- _EXERCISE BRIEF_
Present every line in which the string "Brückentechnologie" appears.

- _RECORDS TO USE_

----

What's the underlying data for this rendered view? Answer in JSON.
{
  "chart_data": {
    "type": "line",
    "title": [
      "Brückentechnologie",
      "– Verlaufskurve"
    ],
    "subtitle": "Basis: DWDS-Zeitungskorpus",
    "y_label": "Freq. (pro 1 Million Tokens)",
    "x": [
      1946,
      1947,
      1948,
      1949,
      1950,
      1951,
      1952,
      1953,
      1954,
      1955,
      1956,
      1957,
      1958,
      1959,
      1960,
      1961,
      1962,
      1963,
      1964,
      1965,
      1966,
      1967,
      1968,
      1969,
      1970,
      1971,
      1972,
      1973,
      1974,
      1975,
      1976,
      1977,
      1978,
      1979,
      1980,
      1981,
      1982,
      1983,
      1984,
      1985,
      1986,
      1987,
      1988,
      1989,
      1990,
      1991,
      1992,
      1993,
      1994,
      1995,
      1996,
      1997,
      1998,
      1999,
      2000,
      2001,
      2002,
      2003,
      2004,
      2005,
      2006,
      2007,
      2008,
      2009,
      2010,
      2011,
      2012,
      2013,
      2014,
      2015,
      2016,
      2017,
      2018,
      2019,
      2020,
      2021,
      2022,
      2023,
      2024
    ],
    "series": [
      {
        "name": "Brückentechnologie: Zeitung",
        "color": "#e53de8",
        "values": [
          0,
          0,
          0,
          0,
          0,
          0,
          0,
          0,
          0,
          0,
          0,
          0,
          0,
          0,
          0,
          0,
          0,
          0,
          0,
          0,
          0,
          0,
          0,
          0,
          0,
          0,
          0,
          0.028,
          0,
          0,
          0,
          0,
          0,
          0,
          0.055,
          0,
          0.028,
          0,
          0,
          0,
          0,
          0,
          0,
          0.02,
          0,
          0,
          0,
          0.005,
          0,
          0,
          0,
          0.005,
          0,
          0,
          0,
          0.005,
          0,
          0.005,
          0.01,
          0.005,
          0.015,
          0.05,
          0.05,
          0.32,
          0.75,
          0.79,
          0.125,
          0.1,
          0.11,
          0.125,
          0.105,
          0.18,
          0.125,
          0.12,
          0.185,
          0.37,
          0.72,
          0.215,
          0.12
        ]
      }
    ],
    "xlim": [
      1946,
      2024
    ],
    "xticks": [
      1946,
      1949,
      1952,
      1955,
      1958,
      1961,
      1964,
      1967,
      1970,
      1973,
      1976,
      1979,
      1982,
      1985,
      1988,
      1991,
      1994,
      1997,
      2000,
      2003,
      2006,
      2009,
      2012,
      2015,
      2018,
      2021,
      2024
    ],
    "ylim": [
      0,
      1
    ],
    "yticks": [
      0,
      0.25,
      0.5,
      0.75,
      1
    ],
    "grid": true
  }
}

----

- _OUTPUT FOR THIS EXERCISE_
      "Brückentechnologie",
        "name": "Brückentechnologie: Zeitung",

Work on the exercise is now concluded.